| WHAT THE TASK ASKS |
Say how many lines contain "加点词语意思相同的一项是", using only the number.

Some records:

··········

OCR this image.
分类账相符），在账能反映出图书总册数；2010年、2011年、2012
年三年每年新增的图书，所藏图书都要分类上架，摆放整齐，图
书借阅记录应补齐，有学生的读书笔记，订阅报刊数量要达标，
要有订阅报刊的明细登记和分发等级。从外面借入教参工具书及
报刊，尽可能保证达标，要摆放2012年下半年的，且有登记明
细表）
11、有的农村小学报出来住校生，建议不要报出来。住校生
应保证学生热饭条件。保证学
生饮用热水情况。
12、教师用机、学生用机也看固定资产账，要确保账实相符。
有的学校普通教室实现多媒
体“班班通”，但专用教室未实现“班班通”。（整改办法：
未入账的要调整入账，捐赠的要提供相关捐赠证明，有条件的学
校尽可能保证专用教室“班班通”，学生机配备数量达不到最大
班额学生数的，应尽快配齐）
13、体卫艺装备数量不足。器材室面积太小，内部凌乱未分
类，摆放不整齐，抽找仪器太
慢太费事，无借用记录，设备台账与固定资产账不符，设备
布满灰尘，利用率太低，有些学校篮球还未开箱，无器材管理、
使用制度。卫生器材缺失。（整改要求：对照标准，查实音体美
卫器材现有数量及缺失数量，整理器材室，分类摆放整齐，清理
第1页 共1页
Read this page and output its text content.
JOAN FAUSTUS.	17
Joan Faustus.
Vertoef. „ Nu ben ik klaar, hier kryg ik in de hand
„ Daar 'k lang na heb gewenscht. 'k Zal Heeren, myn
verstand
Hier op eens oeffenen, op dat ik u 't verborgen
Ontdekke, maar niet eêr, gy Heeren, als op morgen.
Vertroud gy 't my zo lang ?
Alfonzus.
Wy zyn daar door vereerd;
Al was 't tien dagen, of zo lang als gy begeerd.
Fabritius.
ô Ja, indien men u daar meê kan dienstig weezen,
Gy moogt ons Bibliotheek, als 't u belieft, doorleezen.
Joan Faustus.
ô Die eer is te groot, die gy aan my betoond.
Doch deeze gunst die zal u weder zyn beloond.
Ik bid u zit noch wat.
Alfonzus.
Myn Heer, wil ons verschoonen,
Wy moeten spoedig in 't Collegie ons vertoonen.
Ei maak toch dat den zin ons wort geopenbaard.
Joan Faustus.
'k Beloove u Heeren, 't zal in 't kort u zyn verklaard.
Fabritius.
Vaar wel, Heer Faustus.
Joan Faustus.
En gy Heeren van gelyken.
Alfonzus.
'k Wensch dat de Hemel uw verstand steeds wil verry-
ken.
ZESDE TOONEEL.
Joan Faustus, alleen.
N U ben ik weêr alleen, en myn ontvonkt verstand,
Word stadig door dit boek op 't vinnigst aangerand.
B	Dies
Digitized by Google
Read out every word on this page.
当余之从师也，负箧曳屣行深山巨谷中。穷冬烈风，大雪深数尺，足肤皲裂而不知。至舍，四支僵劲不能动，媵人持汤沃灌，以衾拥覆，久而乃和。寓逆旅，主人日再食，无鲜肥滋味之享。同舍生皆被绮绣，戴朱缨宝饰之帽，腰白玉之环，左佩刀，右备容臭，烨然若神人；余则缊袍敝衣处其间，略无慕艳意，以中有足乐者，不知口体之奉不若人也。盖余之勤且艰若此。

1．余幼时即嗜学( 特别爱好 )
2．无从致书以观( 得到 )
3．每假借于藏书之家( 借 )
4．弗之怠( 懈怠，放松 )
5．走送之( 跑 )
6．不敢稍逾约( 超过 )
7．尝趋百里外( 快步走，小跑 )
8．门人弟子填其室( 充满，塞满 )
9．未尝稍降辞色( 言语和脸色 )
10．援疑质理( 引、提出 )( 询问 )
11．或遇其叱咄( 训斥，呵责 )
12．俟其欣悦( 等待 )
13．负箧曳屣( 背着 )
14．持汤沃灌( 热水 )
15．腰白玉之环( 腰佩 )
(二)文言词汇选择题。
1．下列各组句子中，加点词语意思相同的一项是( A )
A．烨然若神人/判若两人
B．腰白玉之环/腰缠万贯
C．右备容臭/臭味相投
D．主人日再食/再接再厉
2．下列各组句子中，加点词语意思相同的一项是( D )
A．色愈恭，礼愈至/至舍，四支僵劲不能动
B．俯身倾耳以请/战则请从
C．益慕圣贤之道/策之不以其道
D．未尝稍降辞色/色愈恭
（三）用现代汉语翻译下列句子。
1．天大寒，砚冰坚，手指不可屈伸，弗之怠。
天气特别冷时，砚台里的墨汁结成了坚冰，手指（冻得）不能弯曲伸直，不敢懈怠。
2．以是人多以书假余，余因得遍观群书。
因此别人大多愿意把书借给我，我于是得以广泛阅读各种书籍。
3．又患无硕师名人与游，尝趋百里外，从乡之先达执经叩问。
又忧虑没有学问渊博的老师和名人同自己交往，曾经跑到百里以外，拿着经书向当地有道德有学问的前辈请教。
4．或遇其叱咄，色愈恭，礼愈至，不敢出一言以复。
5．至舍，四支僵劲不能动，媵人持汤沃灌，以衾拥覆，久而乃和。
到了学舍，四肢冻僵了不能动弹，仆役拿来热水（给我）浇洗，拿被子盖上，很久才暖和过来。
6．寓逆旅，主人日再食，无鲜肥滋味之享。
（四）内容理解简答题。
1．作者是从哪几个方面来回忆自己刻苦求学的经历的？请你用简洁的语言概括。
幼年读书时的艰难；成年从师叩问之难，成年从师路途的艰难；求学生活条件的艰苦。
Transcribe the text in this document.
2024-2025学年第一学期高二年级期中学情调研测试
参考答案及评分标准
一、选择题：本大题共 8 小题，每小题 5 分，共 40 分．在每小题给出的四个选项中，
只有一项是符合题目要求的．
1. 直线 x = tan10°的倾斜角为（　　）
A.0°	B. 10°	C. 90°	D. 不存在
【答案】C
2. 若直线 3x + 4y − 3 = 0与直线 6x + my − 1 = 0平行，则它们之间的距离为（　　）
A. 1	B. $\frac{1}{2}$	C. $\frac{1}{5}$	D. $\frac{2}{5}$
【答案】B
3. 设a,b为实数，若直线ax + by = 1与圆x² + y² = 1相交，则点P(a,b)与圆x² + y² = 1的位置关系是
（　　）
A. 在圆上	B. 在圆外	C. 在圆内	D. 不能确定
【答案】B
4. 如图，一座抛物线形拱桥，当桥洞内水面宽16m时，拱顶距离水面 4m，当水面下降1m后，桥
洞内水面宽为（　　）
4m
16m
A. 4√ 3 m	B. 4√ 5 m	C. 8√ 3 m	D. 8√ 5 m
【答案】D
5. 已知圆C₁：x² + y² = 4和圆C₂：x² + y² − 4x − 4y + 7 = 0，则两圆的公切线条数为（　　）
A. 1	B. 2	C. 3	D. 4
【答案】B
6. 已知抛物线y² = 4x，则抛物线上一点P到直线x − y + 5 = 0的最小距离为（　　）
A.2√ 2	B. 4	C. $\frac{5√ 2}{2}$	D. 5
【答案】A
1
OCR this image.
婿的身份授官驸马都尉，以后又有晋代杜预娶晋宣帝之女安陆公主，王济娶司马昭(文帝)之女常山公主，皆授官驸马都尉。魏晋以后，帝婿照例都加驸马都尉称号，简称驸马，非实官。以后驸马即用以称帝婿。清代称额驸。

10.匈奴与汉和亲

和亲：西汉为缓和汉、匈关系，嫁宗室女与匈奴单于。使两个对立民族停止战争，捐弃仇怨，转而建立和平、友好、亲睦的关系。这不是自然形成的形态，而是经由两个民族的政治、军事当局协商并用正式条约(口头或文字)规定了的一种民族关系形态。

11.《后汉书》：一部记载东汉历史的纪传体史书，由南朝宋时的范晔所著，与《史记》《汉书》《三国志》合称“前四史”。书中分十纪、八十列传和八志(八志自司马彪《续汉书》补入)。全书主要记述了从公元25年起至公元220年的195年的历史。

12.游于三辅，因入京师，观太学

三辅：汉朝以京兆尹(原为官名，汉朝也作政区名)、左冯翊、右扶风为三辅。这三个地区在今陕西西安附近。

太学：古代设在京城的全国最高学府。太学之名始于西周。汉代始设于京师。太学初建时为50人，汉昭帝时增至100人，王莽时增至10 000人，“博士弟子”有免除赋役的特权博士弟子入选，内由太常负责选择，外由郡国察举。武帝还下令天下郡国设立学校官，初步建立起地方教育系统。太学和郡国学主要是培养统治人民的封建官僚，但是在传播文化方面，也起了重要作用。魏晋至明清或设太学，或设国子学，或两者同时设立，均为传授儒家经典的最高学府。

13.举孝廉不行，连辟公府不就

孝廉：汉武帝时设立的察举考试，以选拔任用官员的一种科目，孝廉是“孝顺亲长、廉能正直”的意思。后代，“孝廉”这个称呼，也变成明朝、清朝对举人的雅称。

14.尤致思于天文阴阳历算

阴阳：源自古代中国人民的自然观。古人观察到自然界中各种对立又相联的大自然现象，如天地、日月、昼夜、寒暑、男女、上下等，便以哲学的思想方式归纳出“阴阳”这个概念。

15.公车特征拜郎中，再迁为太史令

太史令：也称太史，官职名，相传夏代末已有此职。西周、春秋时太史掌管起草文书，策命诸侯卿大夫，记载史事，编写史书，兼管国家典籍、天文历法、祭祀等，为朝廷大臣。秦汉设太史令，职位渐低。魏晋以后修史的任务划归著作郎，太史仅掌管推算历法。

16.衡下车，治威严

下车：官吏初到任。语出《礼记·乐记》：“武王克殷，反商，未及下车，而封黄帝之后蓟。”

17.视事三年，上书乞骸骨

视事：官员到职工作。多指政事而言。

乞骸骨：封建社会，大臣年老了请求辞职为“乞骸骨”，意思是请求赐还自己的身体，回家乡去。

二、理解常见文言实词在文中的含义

··········

| RESPONSE TO THE EXERCISE |
2